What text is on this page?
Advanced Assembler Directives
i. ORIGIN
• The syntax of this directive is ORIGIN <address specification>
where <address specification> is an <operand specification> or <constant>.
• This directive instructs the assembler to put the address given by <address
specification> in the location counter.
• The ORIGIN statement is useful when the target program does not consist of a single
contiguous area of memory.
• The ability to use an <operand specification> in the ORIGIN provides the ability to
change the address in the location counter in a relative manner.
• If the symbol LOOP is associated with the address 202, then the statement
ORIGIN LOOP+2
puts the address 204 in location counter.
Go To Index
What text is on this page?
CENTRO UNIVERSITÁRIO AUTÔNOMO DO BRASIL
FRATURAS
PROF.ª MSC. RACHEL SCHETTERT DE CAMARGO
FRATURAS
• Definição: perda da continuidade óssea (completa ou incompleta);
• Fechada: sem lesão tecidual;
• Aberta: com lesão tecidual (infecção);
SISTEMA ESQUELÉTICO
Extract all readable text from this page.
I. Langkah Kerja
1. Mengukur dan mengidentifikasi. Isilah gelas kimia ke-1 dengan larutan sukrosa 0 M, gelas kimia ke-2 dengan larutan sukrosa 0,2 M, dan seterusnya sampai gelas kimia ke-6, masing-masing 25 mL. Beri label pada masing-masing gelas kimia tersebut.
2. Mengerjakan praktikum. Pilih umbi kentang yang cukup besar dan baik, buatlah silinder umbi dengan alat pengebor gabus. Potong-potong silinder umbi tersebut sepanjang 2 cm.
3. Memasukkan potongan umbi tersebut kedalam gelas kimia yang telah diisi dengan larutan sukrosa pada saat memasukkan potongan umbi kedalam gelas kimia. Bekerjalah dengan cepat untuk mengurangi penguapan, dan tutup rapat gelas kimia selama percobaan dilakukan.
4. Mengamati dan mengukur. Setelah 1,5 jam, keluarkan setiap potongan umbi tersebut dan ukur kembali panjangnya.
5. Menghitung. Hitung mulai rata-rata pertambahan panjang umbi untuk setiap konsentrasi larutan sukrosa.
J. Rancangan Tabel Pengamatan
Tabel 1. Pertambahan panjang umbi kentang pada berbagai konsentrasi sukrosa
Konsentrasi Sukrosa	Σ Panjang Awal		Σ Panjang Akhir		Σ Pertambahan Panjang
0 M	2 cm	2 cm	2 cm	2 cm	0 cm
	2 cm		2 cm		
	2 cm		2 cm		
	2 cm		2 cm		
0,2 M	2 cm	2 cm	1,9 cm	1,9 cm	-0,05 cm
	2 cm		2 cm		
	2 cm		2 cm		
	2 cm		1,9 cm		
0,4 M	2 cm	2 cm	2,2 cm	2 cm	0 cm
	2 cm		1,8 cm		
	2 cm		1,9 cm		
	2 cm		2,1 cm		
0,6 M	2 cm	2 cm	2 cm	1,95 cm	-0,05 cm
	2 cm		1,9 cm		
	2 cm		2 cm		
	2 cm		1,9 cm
• • • • • • •
_Exercise description_
From the listing above, copy every line that holds the string "yang".

_The answer_
2. Mengerjakan praktikum. Pilih umbi kentang yang cukup besar dan baik, buatlah silinder umbi dengan alat pengebor gabus. Potong-potong silinder umbi tersebut sepanjang 2 cm.
3. Memasukkan potongan umbi tersebut kedalam gelas kimia yang telah diisi dengan larutan sukrosa pada saat memasukkan potongan umbi kedalam gelas kimia. Bekerjalah dengan cepat untuk mengurangi penguapan, dan tutup rapat gelas kimia selama percobaan dilakukan.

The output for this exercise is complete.